───── Texto extraído

Houve uma reação da sociedade em relação ao presidente do Senado não acatar de imediato a decisão da liminar. Isso não prejudica a imagem do Supremo?
É uma questão que vem se tornando muito delicada nos últimos anos, em função talvez até da sobrecarga e da dificuldade de se fazer julgamentos no plenário do Supremo. Nós montamos inclusive o sistema para turmas, por conta dessas dificuldades. As exigências de submeter as questões de preliminares ao plenário, antes da decisão, têm sido flexibilizadas, não vêm sendo cumpridas. Cada vez mais os ministros decidem monocraticamente aquilo que, na exigência legal, deveria ser decisão do plenário, como no caso dessa ADPF. O que aconteceu é que a lei exigia que o tema fosse levado ao plenário, e a decisão foi tomada monocraticamente na segunda-feira. Poderia ter esperado até quarta-feira, e ter sido pautada no plenário. Mas preferiu-se conceder a decisão monocraticamente. E, assim, a Mesa do Senado exigiu que fosse cumprido aquilo que está na legislação, e que a decisão fosse tomada pelo plenário. Não se deveria executar uma decisão que era precária, que não atendia aos requisitos legais. Então, me parece que a multiplicação dessas decisões que o Supremo tem tomado monocraticamente é uma clara violação à lei. E tem acontecido cada vez mais, e, inclusive, com a nova composição isso se tornou mais frequente.
Ainda assim, essa decisão, tida como desobediência para alguns, não pode soar mal para o cidadão comum? O presidente do Senado não atender a um oficial de Justiça não é ruim?
Não conheço as circunstâncias do caso. Agora, no caso específico, volto a dizer: a lei exige o pronunciamento do plenário, até por causa da gravidade da situação. Era a decisão do Supremo, não de um ministro individualmente. Essa ADPF gerou uma série de sobressaltos. Ela foi pautada num dia qualquer, quando o ministro Teori Zavascki tinha o pedido de afastamento do Eduardo Cunha. O julgamento não se deu naquele momento, porque o ministro Teori trouxe seu despacho e a sua decisão para referendo, naquele mesmo dia, e que ficou prejudicada a situação. Houve o início do julgamento, teve pedido de vista e, logo após, uma escaramuça entre o relator e o ministro Toffoli, por conta do pedido de vista do processo não ter sido enviado ao gabinete do ministro Toffoli. Então vem um novo pedido ou a reiteração do pedido ao gabinete, e isso se decide monocraticamente? O que me parece é que há uma confusão. Nós, do Supremo, deveríamos ser os primeiros a cumprir o que está no nosso regimento.

──────────

■ Requisitos da tarefa ■
Transcreva, do trecho sobre as decisões monocráticas do Supremo, tudo o que vai de "Ainda assim, essa" até "não é ruim?".

───── Dados extraídos

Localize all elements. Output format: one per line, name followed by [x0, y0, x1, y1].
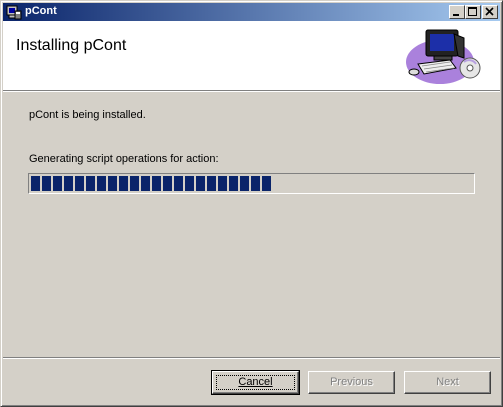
progress-block [185, 176, 194, 191]
next-label: Next [436, 376, 459, 388]
progress-block [251, 176, 260, 191]
progress-bar [28, 173, 475, 194]
progress-block [207, 176, 216, 191]
progress-block [75, 176, 84, 191]
installer-app-icon [6, 5, 22, 20]
progress-block [229, 176, 238, 191]
progress-block [108, 176, 117, 191]
progress-block [163, 176, 172, 191]
installer-window: pCont Installing pCont pCont is being in… [0, 0, 503, 407]
status-message: pCont is being installed. [29, 109, 146, 121]
cancel-button[interactable]: Cancel [211, 370, 300, 395]
progress-block [240, 176, 249, 191]
progress-block [64, 176, 73, 191]
title-bar[interactable]: pCont [3, 3, 500, 21]
progress-block [130, 176, 139, 191]
header-divider [3, 90, 500, 92]
close-icon [485, 7, 494, 16]
progress-block [42, 176, 51, 191]
minimize-button[interactable] [449, 5, 465, 19]
maximize-icon [468, 7, 477, 16]
maximize-button[interactable] [465, 5, 481, 19]
header-banner: Installing pCont [3, 21, 500, 90]
progress-block [119, 176, 128, 191]
action-message: Generating script operations for action: [29, 153, 219, 165]
progress-block [152, 176, 161, 191]
previous-button[interactable]: Previous [308, 371, 395, 394]
progress-block [262, 176, 271, 191]
page-title: Installing pCont [16, 37, 127, 54]
progress-block [31, 176, 40, 191]
progress-block [53, 176, 62, 191]
progress-block [141, 176, 150, 191]
progress-block [218, 176, 227, 191]
progress-block [97, 176, 106, 191]
close-button[interactable] [482, 5, 498, 19]
next-button[interactable]: Next [404, 371, 491, 394]
progress-block [174, 176, 183, 191]
progress-block [86, 176, 95, 191]
minimize-icon [453, 14, 459, 16]
progress-block [196, 176, 205, 191]
focus-rect [216, 375, 295, 390]
progress-fill [31, 176, 278, 191]
previous-label: Previous [330, 376, 373, 388]
window-title: pCont [25, 5, 57, 17]
computer-with-disc-graphic [406, 29, 481, 84]
footer-divider [3, 357, 500, 359]
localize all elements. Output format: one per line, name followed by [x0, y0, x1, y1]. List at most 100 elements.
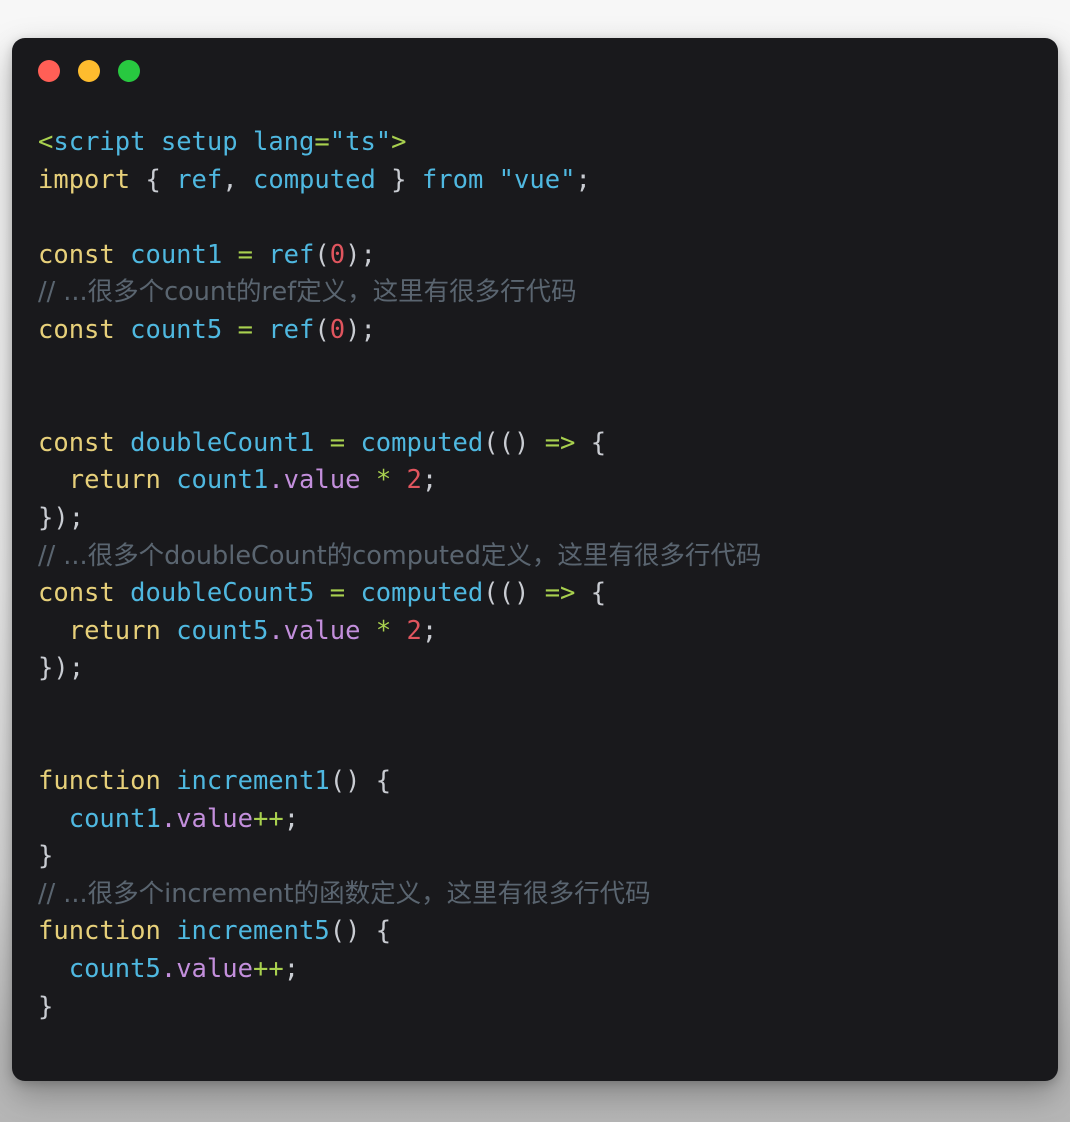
parens-empty: ()	[329, 766, 361, 797]
identifier-count1: count1	[68, 803, 161, 834]
identifier-count5: count5	[68, 954, 161, 985]
code-line-16-blank	[38, 688, 1038, 726]
code-line-15: });	[38, 650, 1038, 688]
attr-equals: =	[314, 127, 330, 157]
function-ref: ref	[268, 239, 315, 270]
arrow-operator: =>	[544, 427, 576, 458]
import-computed: computed	[252, 164, 376, 195]
assign-operator: =	[329, 578, 346, 609]
paren-open-double: ((	[483, 427, 514, 458]
maximize-window-icon[interactable]	[118, 60, 140, 82]
parens-empty: ()	[329, 916, 361, 947]
keyword-const: const	[38, 427, 115, 458]
keyword-function: function	[38, 916, 161, 947]
code-editor-area[interactable]: <script setup lang="ts"> import { ref, co…	[12, 102, 1058, 1081]
code-line-7-blank	[38, 350, 1038, 388]
code-line-5: // ...很多个count的ref定义，这里有很多行代码	[38, 274, 1038, 312]
comma: ,	[222, 164, 238, 195]
semicolon: ;	[421, 465, 438, 496]
closing-brace: }	[38, 841, 54, 872]
brace-open: {	[590, 578, 607, 609]
code-line-20: }	[38, 838, 1038, 876]
semicolon: ;	[283, 954, 300, 985]
code-line-4: const count1 = ref(0);	[38, 237, 1038, 275]
comment-doublecount-computed: // ...很多个doubleCount的computed定义，这里有很多行代码	[38, 540, 762, 571]
code-line-6: const count5 = ref(0);	[38, 312, 1038, 350]
assign-operator: =	[329, 427, 346, 458]
number-zero: 0	[329, 314, 346, 345]
tag-open-bracket: <	[38, 127, 54, 157]
keyword-function: function	[38, 766, 161, 797]
space-1	[145, 127, 160, 157]
brace-open: {	[375, 766, 392, 797]
close-window-icon[interactable]	[38, 60, 60, 82]
function-computed: computed	[360, 578, 484, 609]
tag-name: script	[53, 127, 146, 157]
identifier-doublecount5: doubleCount5	[130, 578, 315, 609]
property-value: .value	[160, 803, 253, 834]
property-value: .value	[160, 954, 253, 985]
semicolon: ;	[360, 314, 376, 345]
increment-operator: ++	[252, 954, 284, 985]
code-line-12: // ...很多个doubleCount的computed定义，这里有很多行代码	[38, 538, 1038, 576]
code-block: <script setup lang="ts"> import { ref, co…	[38, 124, 1038, 1026]
code-line-10: return count1.value * 2;	[38, 462, 1038, 500]
attr-setup: setup	[160, 127, 238, 157]
import-ref: ref	[176, 164, 223, 195]
multiply-operator: *	[375, 615, 392, 646]
code-line-9: const doubleCount1 = computed(() => {	[38, 425, 1038, 463]
property-value: .value	[268, 465, 361, 496]
code-line-1: <script setup lang="ts">	[38, 124, 1038, 162]
attr-value-ts: "ts"	[329, 127, 392, 157]
semicolon: ;	[360, 239, 376, 270]
semicolon: ;	[283, 803, 300, 834]
semicolon: ;	[575, 164, 591, 195]
code-line-13: const doubleCount5 = computed(() => {	[38, 575, 1038, 613]
keyword-const: const	[38, 239, 115, 270]
traffic-light-group	[38, 60, 140, 82]
code-window: <script setup lang="ts"> import { ref, co…	[12, 38, 1058, 1081]
module-vue: "vue"	[498, 164, 576, 195]
code-line-22: function increment5() {	[38, 913, 1038, 951]
minimize-window-icon[interactable]	[78, 60, 100, 82]
paren-close: )	[513, 427, 530, 458]
number-two: 2	[406, 465, 422, 496]
space-2	[238, 127, 253, 157]
brace-open: {	[590, 427, 607, 458]
function-ref: ref	[268, 314, 315, 345]
paren-close: )	[345, 314, 361, 345]
keyword-return: return	[68, 465, 161, 496]
code-line-17-blank	[38, 726, 1038, 764]
paren-close: )	[513, 578, 530, 609]
paren-open-double: ((	[483, 578, 514, 609]
number-two: 2	[406, 615, 422, 646]
property-value: .value	[268, 615, 361, 646]
code-line-11: });	[38, 500, 1038, 538]
keyword-const: const	[38, 314, 115, 345]
multiply-operator: *	[375, 465, 392, 496]
identifier-count5: count5	[176, 615, 269, 646]
brace-close: }	[391, 164, 407, 195]
assign-operator: =	[237, 239, 253, 270]
keyword-from: from	[421, 164, 484, 195]
page-root: <script setup lang="ts"> import { ref, co…	[0, 0, 1070, 1122]
window-titlebar	[12, 38, 1058, 102]
increment-operator: ++	[252, 803, 284, 834]
keyword-return: return	[68, 615, 161, 646]
brace-open: {	[145, 164, 161, 195]
keyword-const: const	[38, 578, 115, 609]
paren-open: (	[314, 239, 330, 270]
identifier-doublecount1: doubleCount1	[130, 427, 315, 458]
code-line-8-blank	[38, 387, 1038, 425]
identifier-count1: count1	[176, 465, 269, 496]
code-line-23: count5.value++;	[38, 951, 1038, 989]
identifier-increment5: increment5	[176, 916, 330, 947]
tag-close-bracket: >	[391, 127, 407, 157]
identifier-increment1: increment1	[176, 766, 330, 797]
code-line-3-blank	[38, 199, 1038, 237]
identifier-count5: count5	[130, 314, 223, 345]
closing-brace-paren: });	[38, 653, 85, 684]
attr-lang: lang	[252, 127, 315, 157]
number-zero: 0	[329, 239, 346, 270]
function-computed: computed	[360, 427, 484, 458]
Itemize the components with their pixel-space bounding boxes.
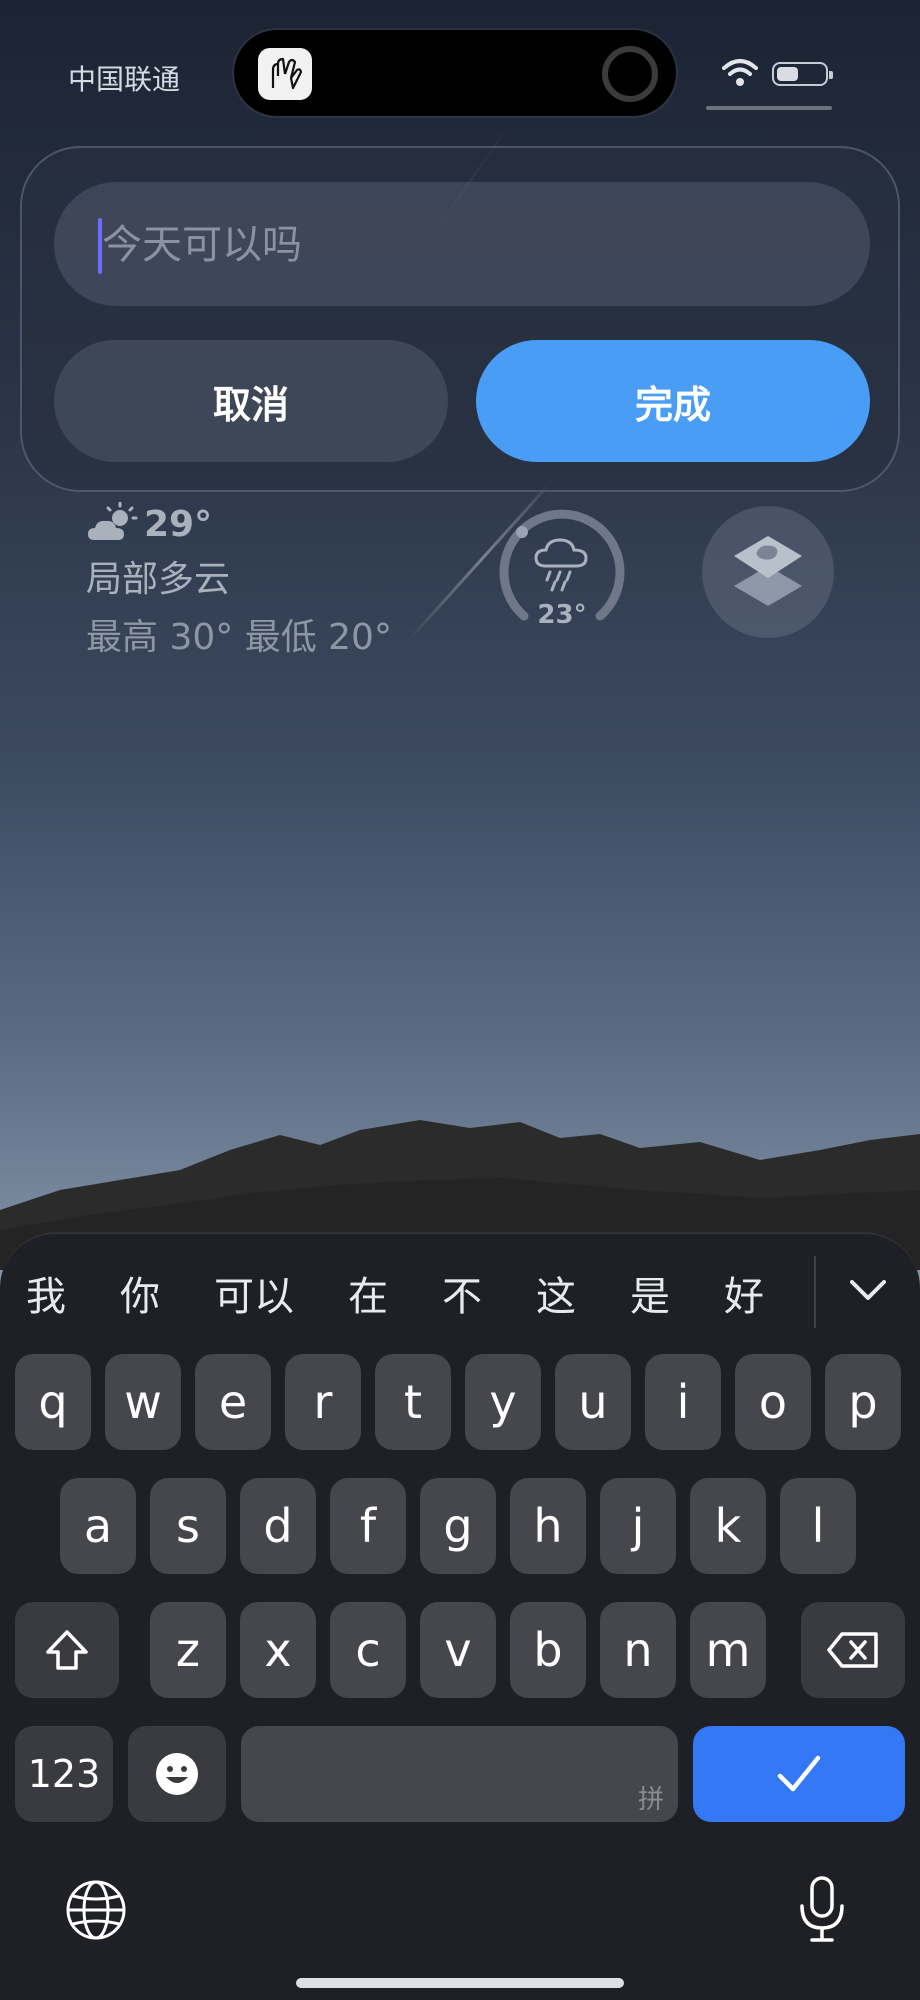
key-a[interactable]: a <box>60 1478 136 1574</box>
text-input-value: 今天可以吗 <box>102 222 302 268</box>
candidate-item[interactable]: 在 <box>348 1264 388 1322</box>
layers-icon <box>734 536 802 606</box>
app-icon <box>258 48 312 100</box>
candidate-item[interactable]: 好 <box>724 1264 764 1322</box>
key-r[interactable]: r <box>285 1354 361 1450</box>
emoji-icon <box>156 1753 198 1795</box>
carrier-name: 中国联通 <box>68 63 181 96</box>
home-indicator[interactable] <box>296 1978 624 1988</box>
candidate-item[interactable]: 你 <box>120 1264 160 1322</box>
candidate-item[interactable]: 这 <box>536 1264 576 1322</box>
key-x[interactable]: x <box>240 1602 316 1698</box>
confirm-key[interactable] <box>693 1726 905 1822</box>
activity-ring <box>602 46 658 102</box>
status-bar: 中国联通 <box>0 0 920 150</box>
dynamic-island[interactable] <box>234 30 676 116</box>
numbers-key[interactable]: 123 <box>15 1726 113 1822</box>
key-e[interactable]: e <box>195 1354 271 1450</box>
partly-cloudy-icon <box>88 502 138 540</box>
backspace-icon <box>827 1632 878 1668</box>
shift-icon <box>46 1630 88 1670</box>
key-n[interactable]: n <box>600 1602 676 1698</box>
weather-high-low: 最高 30° 最低 20° <box>86 617 392 658</box>
candidate-divider <box>814 1256 816 1328</box>
delete-key[interactable] <box>801 1602 905 1698</box>
key-u[interactable]: u <box>555 1354 631 1450</box>
status-underline <box>706 106 832 110</box>
key-w[interactable]: w <box>105 1354 181 1450</box>
done-button[interactable]: 完成 <box>476 340 870 462</box>
key-g[interactable]: g <box>420 1478 496 1574</box>
key-o[interactable]: o <box>735 1354 811 1450</box>
emoji-key[interactable] <box>128 1726 226 1822</box>
hands-icon <box>271 57 303 90</box>
weather-widget[interactable]: 29° 局部多云 最高 30° 最低 20° <box>86 502 392 660</box>
key-k[interactable]: k <box>690 1478 766 1574</box>
candidate-item[interactable]: 不 <box>442 1264 482 1322</box>
key-t[interactable]: t <box>375 1354 451 1450</box>
wifi-icon <box>722 59 758 86</box>
rain-icon <box>534 538 588 592</box>
rain-gauge-widget[interactable]: 23° <box>494 504 630 640</box>
shift-key[interactable] <box>15 1602 119 1698</box>
candidate-item[interactable]: 是 <box>630 1264 670 1322</box>
key-v[interactable]: v <box>420 1602 496 1698</box>
edit-panel: 今天可以吗 取消 完成 <box>20 146 900 492</box>
key-d[interactable]: d <box>240 1478 316 1574</box>
key-s[interactable]: s <box>150 1478 226 1574</box>
key-c[interactable]: c <box>330 1602 406 1698</box>
space-key[interactable]: 拼 <box>241 1726 678 1822</box>
shortcuts-widget[interactable] <box>702 506 834 638</box>
text-input[interactable]: 今天可以吗 <box>54 182 870 306</box>
key-p[interactable]: p <box>825 1354 901 1450</box>
candidate-item[interactable]: 我 <box>26 1264 66 1322</box>
key-j[interactable]: j <box>600 1478 676 1574</box>
keyboard: 我 你 可以 在 不 这 是 好 q w e r t y u i o p a s… <box>0 1232 920 2000</box>
weather-condition: 局部多云 <box>86 559 231 600</box>
globe-icon[interactable] <box>64 1878 128 1942</box>
key-f[interactable]: f <box>330 1478 406 1574</box>
key-y[interactable]: y <box>465 1354 541 1450</box>
checkmark-icon <box>777 1755 821 1792</box>
key-b[interactable]: b <box>510 1602 586 1698</box>
microphone-icon[interactable] <box>796 1874 848 1946</box>
candidate-item[interactable]: 可以 <box>214 1264 294 1322</box>
rain-temperature: 23° <box>537 600 587 630</box>
battery-level <box>777 67 798 81</box>
key-q[interactable]: q <box>15 1354 91 1450</box>
space-key-hint: 拼 <box>637 1785 664 1815</box>
cancel-button[interactable]: 取消 <box>54 340 448 462</box>
key-l[interactable]: l <box>780 1478 856 1574</box>
weather-temperature: 29° <box>144 503 213 545</box>
chevron-down-icon[interactable] <box>848 1274 888 1304</box>
candidate-bar: 我 你 可以 在 不 这 是 好 <box>0 1234 920 1334</box>
key-m[interactable]: m <box>690 1602 766 1698</box>
key-i[interactable]: i <box>645 1354 721 1450</box>
key-h[interactable]: h <box>510 1478 586 1574</box>
battery-icon <box>772 62 833 86</box>
key-z[interactable]: z <box>150 1602 226 1698</box>
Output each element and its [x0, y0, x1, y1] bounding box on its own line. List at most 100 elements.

──────────

■ Solução ■
Ainda assim, essa decisão, tida como desobediência para alguns, não pode soar mal para o cidadão comum? O presidente do Senado não atender a um oficial de Justiça não é ruim?